GOAL OF THE EXERCISE :: Which lines hold the word "markers"? Show each of them.

(Figure record extracts)
◆ ◆ ◆ ◆
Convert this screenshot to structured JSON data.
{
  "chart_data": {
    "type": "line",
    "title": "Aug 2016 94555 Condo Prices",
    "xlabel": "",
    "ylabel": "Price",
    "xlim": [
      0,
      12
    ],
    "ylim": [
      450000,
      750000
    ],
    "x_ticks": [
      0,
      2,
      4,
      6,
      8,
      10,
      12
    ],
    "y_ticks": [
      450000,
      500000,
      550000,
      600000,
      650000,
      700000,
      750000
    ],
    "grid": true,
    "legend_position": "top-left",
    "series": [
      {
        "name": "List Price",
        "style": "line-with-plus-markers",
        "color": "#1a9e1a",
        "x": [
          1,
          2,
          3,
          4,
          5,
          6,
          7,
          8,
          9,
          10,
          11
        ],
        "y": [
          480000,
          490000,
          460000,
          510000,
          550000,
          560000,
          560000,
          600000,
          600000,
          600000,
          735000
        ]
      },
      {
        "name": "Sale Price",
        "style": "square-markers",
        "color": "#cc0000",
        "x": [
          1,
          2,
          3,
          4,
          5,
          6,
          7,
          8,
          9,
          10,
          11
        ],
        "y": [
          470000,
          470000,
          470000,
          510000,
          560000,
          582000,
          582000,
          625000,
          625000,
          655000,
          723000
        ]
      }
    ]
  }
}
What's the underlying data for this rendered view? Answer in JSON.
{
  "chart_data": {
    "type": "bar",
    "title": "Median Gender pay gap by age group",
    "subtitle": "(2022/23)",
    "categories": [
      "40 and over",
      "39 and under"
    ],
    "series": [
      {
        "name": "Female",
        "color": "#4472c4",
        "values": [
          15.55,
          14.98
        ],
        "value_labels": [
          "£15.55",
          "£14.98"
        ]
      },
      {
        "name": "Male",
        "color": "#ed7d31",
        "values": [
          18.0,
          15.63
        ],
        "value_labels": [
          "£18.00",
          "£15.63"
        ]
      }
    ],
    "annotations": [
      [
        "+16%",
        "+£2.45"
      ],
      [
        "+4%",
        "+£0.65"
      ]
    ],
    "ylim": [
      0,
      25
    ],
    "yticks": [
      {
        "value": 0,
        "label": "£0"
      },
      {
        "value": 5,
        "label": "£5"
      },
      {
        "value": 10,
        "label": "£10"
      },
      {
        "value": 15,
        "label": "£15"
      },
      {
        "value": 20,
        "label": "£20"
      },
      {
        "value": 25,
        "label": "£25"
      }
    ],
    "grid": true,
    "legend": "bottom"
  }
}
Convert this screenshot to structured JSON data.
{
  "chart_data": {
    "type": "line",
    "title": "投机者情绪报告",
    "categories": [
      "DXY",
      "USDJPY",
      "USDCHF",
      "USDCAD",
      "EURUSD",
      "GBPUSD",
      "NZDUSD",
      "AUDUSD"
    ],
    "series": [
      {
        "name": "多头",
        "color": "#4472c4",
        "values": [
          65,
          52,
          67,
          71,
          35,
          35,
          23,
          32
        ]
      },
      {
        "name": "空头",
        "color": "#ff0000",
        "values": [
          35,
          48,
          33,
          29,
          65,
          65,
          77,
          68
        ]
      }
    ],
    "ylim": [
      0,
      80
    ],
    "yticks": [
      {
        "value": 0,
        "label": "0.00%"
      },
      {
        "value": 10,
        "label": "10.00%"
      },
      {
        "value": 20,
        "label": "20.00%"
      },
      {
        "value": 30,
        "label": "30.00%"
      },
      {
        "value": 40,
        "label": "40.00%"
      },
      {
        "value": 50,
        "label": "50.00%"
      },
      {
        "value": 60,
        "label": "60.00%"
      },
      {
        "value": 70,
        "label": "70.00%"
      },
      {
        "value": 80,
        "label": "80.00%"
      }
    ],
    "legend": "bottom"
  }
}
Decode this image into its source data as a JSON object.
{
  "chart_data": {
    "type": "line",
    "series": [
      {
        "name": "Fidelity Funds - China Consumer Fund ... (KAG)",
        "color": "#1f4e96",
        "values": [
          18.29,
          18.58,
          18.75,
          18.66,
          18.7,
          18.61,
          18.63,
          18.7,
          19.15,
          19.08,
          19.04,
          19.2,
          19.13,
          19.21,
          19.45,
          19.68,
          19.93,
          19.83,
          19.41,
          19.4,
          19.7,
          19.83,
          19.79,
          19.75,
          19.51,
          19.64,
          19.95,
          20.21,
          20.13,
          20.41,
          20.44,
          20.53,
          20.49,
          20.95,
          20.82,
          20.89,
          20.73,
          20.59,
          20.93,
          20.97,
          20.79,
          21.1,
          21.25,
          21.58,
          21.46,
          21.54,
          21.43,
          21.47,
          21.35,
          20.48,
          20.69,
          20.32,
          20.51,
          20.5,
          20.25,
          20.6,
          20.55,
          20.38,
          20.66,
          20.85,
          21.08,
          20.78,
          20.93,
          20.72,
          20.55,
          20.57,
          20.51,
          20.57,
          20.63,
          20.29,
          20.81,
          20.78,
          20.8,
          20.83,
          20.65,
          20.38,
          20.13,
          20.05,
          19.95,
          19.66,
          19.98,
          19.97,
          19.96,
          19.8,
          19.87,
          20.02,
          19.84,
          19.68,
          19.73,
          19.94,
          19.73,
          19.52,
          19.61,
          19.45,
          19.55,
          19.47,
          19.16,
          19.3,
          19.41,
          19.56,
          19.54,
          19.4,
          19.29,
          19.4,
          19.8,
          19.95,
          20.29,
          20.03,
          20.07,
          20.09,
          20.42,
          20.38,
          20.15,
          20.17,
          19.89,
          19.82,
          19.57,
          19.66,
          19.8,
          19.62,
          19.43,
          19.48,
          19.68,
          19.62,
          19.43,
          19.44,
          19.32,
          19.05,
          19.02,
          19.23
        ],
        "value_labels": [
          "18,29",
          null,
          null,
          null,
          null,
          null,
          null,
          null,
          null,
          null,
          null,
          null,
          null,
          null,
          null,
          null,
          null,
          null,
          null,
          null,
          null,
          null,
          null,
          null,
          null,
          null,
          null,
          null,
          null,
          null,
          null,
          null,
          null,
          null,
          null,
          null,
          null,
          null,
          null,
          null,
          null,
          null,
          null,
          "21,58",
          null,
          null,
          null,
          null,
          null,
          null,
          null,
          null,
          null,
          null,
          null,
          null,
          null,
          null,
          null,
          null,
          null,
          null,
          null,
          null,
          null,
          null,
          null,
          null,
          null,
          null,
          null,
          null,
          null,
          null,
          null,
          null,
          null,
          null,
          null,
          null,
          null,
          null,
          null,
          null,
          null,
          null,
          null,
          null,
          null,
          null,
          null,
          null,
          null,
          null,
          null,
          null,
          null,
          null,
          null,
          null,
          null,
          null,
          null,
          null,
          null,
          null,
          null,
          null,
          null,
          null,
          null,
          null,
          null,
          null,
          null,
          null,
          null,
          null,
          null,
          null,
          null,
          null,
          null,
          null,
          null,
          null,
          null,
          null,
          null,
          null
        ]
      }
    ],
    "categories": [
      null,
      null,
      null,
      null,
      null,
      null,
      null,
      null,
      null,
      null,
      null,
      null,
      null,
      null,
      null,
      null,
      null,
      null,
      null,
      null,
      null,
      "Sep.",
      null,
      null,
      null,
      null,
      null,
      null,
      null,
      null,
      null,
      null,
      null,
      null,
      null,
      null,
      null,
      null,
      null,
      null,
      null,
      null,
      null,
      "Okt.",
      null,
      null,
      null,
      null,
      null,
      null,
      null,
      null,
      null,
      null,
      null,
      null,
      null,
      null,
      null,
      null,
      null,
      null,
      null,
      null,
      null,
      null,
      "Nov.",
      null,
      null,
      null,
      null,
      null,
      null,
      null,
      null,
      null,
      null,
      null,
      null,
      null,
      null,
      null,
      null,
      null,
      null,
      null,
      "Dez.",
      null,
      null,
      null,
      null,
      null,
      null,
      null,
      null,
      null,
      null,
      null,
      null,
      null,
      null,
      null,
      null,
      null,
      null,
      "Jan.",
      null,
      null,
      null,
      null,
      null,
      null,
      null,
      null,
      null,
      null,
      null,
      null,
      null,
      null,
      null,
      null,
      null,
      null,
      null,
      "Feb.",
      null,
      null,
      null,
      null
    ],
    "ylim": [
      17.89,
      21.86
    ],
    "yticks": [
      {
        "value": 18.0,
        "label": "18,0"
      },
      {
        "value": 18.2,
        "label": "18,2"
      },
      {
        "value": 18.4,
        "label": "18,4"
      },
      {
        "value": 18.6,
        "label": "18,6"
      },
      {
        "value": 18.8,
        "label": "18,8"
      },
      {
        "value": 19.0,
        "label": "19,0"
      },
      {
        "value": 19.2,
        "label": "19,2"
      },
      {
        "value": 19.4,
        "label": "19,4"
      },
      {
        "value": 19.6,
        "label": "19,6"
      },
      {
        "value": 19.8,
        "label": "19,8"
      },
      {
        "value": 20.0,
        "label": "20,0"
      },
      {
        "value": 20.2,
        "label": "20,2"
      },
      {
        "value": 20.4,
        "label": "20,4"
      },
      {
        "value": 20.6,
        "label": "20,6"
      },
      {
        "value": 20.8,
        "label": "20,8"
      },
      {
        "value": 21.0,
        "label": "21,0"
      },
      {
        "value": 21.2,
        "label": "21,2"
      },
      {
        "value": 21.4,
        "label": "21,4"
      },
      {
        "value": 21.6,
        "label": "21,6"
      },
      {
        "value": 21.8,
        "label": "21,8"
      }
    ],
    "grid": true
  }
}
◆ ◆ ◆ ◆
FULL SOLUTION ::
        "style": "line-with-plus-markers",
        "style": "square-markers",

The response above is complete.